Pictures in the records should not be copied, but every other part must be repeated exactly.

▶ Provided data
_ _ _
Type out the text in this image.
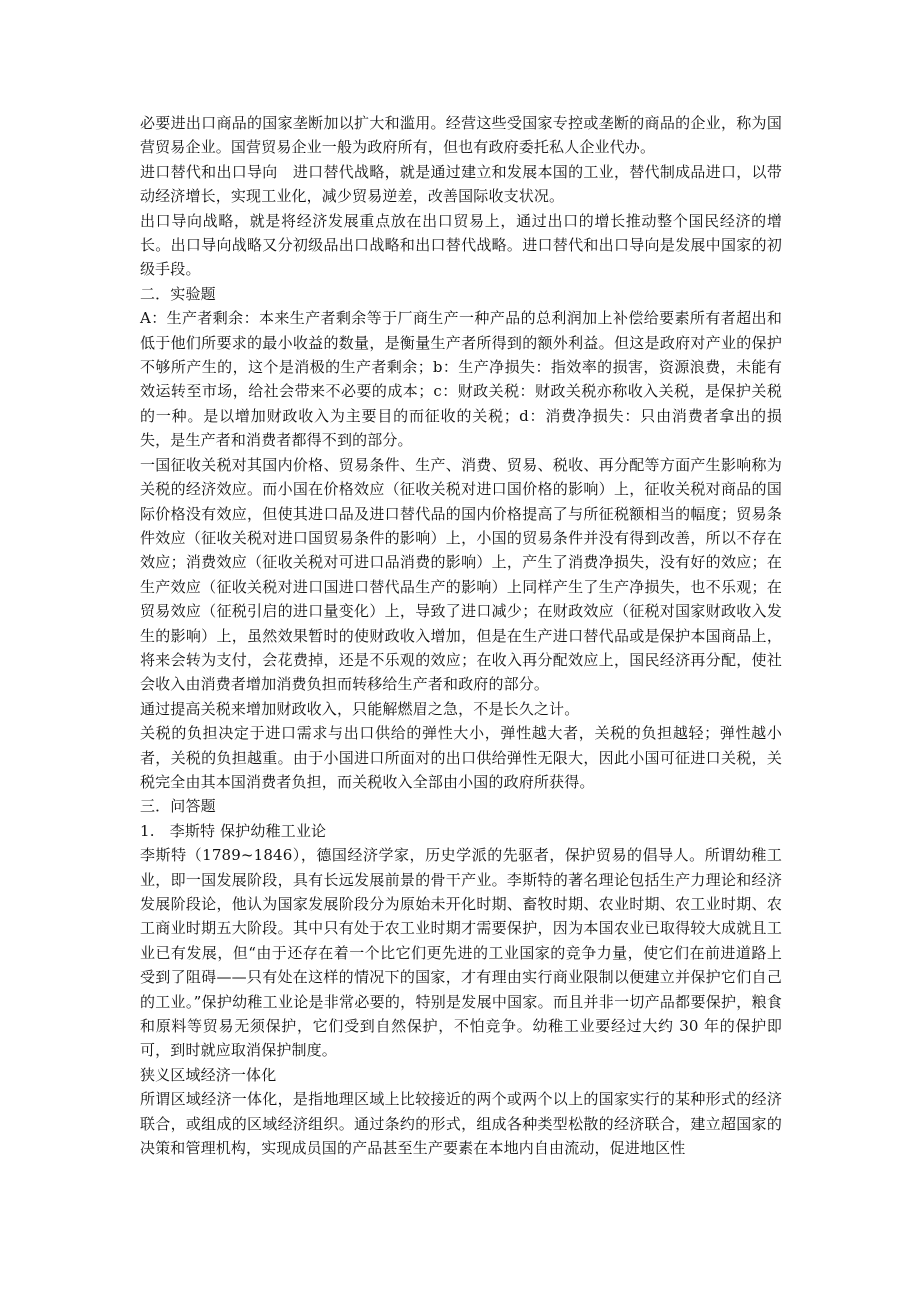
必要进出口商品的国家垄断加以扩大和滥用。经营这些受国家专控或垄断的商品的企业，称为国营贸易企业。国营贸易企业一般为政府所有，但也有政府委托私人企业代办。

进口替代和出口导向　进口替代战略，就是通过建立和发展本国的工业，替代制成品进口，以带动经济增长，实现工业化，减少贸易逆差，改善国际收支状况。

出口导向战略，就是将经济发展重点放在出口贸易上，通过出口的增长推动整个国民经济的增长。出口导向战略又分初级品出口战略和出口替代战略。进口替代和出口导向是发展中国家的初级手段。

二．实验题

A：生产者剩余：本来生产者剩余等于厂商生产一种产品的总利润加上补偿给要素所有者超出和低于他们所要求的最小收益的数量，是衡量生产者所得到的额外利益。但这是政府对产业的保护不够所产生的，这个是消极的生产者剩余；b：生产净损失：指效率的损害，资源浪费，未能有效运转至市场，给社会带来不必要的成本；c：财政关税：财政关税亦称收入关税，是保护关税的一种。是以增加财政收入为主要目的而征收的关税；d：消费净损失：只由消费者拿出的损失，是生产者和消费者都得不到的部分。

一国征收关税对其国内价格、贸易条件、生产、消费、贸易、税收、再分配等方面产生影响称为关税的经济效应。而小国在价格效应（征收关税对进口国价格的影响）上，征收关税对商品的国际价格没有效应，但使其进口品及进口替代品的国内价格提高了与所征税额相当的幅度；贸易条件效应（征收关税对进口国贸易条件的影响）上，小国的贸易条件并没有得到改善，所以不存在效应；消费效应（征收关税对可进口品消费的影响）上，产生了消费净损失，没有好的效应；在生产效应（征收关税对进口国进口替代品生产的影响）上同样产生了生产净损失，也不乐观；在贸易效应（征税引启的进口量变化）上，导致了进口减少；在财政效应（征税对国家财政收入发生的影响）上，虽然效果暂时的使财政收入增加，但是在生产进口替代品或是保护本国商品上，将来会转为支付，会花费掉，还是不乐观的效应；在收入再分配效应上，国民经济再分配，使社会收入由消费者增加消费负担而转移给生产者和政府的部分。

通过提高关税来增加财政收入，只能解燃眉之急，不是长久之计。

关税的负担决定于进口需求与出口供给的弹性大小，弹性越大者，关税的负担越轻；弹性越小者，关税的负担越重。由于小国进口所面对的出口供给弹性无限大，因此小国可征进口关税，关税完全由其本国消费者负担，而关税收入全部由小国的政府所获得。

三．问答题

1.　李斯特 保护幼稚工业论

李斯特（1789~1846），德国经济学家，历史学派的先驱者，保护贸易的倡导人。所谓幼稚工业，即一国发展阶段，具有长远发展前景的骨干产业。李斯特的著名理论包括生产力理论和经济发展阶段论，他认为国家发展阶段分为原始未开化时期、畜牧时期、农业时期、农工业时期、农工商业时期五大阶段。其中只有处于农工业时期才需要保护，因为本国农业已取得较大成就且工业已有发展，但“由于还存在着一个比它们更先进的工业国家的竞争力量，使它们在前进道路上受到了阻碍——只有处在这样的情况下的国家，才有理由实行商业限制以便建立并保护它们自己的工业。”保护幼稚工业论是非常必要的，特别是发展中国家。而且并非一切产品都要保护，粮食和原料等贸易无须保护，它们受到自然保护，不怕竞争。幼稚工业要经过大约 30 年的保护即可，到时就应取消保护制度。

狭义区域经济一体化

所谓区域经济一体化，是指地理区域上比较接近的两个或两个以上的国家实行的某种形式的经济联合，或组成的区域经济组织。通过条约的形式，组成各种类型松散的经济联合，建立超国家的决策和管理机构，实现成员国的产品甚至生产要素在本地内自由流动，促进地区性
_ _ _
▶ Response to this task
Type out the text in this image.
必要进出口商品的国家垄断加以扩大和滥用。经营这些受国家专控或垄断的商品的企业，称为国营贸易企业。国营贸易企业一般为政府所有，但也有政府委托私人企业代办。

进口替代和出口导向　进口替代战略，就是通过建立和发展本国的工业，替代制成品进口，以带动经济增长，实现工业化，减少贸易逆差，改善国际收支状况。

出口导向战略，就是将经济发展重点放在出口贸易上，通过出口的增长推动整个国民经济的增长。出口导向战略又分初级品出口战略和出口替代战略。进口替代和出口导向是发展中国家的初级手段。

二．实验题

A：生产者剩余：本来生产者剩余等于厂商生产一种产品的总利润加上补偿给要素所有者超出和低于他们所要求的最小收益的数量，是衡量生产者所得到的额外利益。但这是政府对产业的保护不够所产生的，这个是消极的生产者剩余；b：生产净损失：指效率的损害，资源浪费，未能有效运转至市场，给社会带来不必要的成本；c：财政关税：财政关税亦称收入关税，是保护关税的一种。是以增加财政收入为主要目的而征收的关税；d：消费净损失：只由消费者拿出的损失，是生产者和消费者都得不到的部分。

一国征收关税对其国内价格、贸易条件、生产、消费、贸易、税收、再分配等方面产生影响称为关税的经济效应。而小国在价格效应（征收关税对进口国价格的影响）上，征收关税对商品的国际价格没有效应，但使其进口品及进口替代品的国内价格提高了与所征税额相当的幅度；贸易条件效应（征收关税对进口国贸易条件的影响）上，小国的贸易条件并没有得到改善，所以不存在效应；消费效应（征收关税对可进口品消费的影响）上，产生了消费净损失，没有好的效应；在生产效应（征收关税对进口国进口替代品生产的影响）上同样产生了生产净损失，也不乐观；在贸易效应（征税引启的进口量变化）上，导致了进口减少；在财政效应（征税对国家财政收入发生的影响）上，虽然效果暂时的使财政收入增加，但是在生产进口替代品或是保护本国商品上，将来会转为支付，会花费掉，还是不乐观的效应；在收入再分配效应上，国民经济再分配，使社会收入由消费者增加消费负担而转移给生产者和政府的部分。

通过提高关税来增加财政收入，只能解燃眉之急，不是长久之计。

关税的负担决定于进口需求与出口供给的弹性大小，弹性越大者，关税的负担越轻；弹性越小者，关税的负担越重。由于小国进口所面对的出口供给弹性无限大，因此小国可征进口关税，关税完全由其本国消费者负担，而关税收入全部由小国的政府所获得。

三．问答题

1.　李斯特 保护幼稚工业论

李斯特（1789~1846），德国经济学家，历史学派的先驱者，保护贸易的倡导人。所谓幼稚工业，即一国发展阶段，具有长远发展前景的骨干产业。李斯特的著名理论包括生产力理论和经济发展阶段论，他认为国家发展阶段分为原始未开化时期、畜牧时期、农业时期、农工业时期、农工商业时期五大阶段。其中只有处于农工业时期才需要保护，因为本国农业已取得较大成就且工业已有发展，但“由于还存在着一个比它们更先进的工业国家的竞争力量，使它们在前进道路上受到了阻碍——只有处在这样的情况下的国家，才有理由实行商业限制以便建立并保护它们自己的工业。”保护幼稚工业论是非常必要的，特别是发展中国家。而且并非一切产品都要保护，粮食和原料等贸易无须保护，它们受到自然保护，不怕竞争。幼稚工业要经过大约 30 年的保护即可，到时就应取消保护制度。

狭义区域经济一体化

所谓区域经济一体化，是指地理区域上比较接近的两个或两个以上的国家实行的某种形式的经济联合，或组成的区域经济组织。通过条约的形式，组成各种类型松散的经济联合，建立超国家的决策和管理机构，实现成员国的产品甚至生产要素在本地内自由流动，促进地区性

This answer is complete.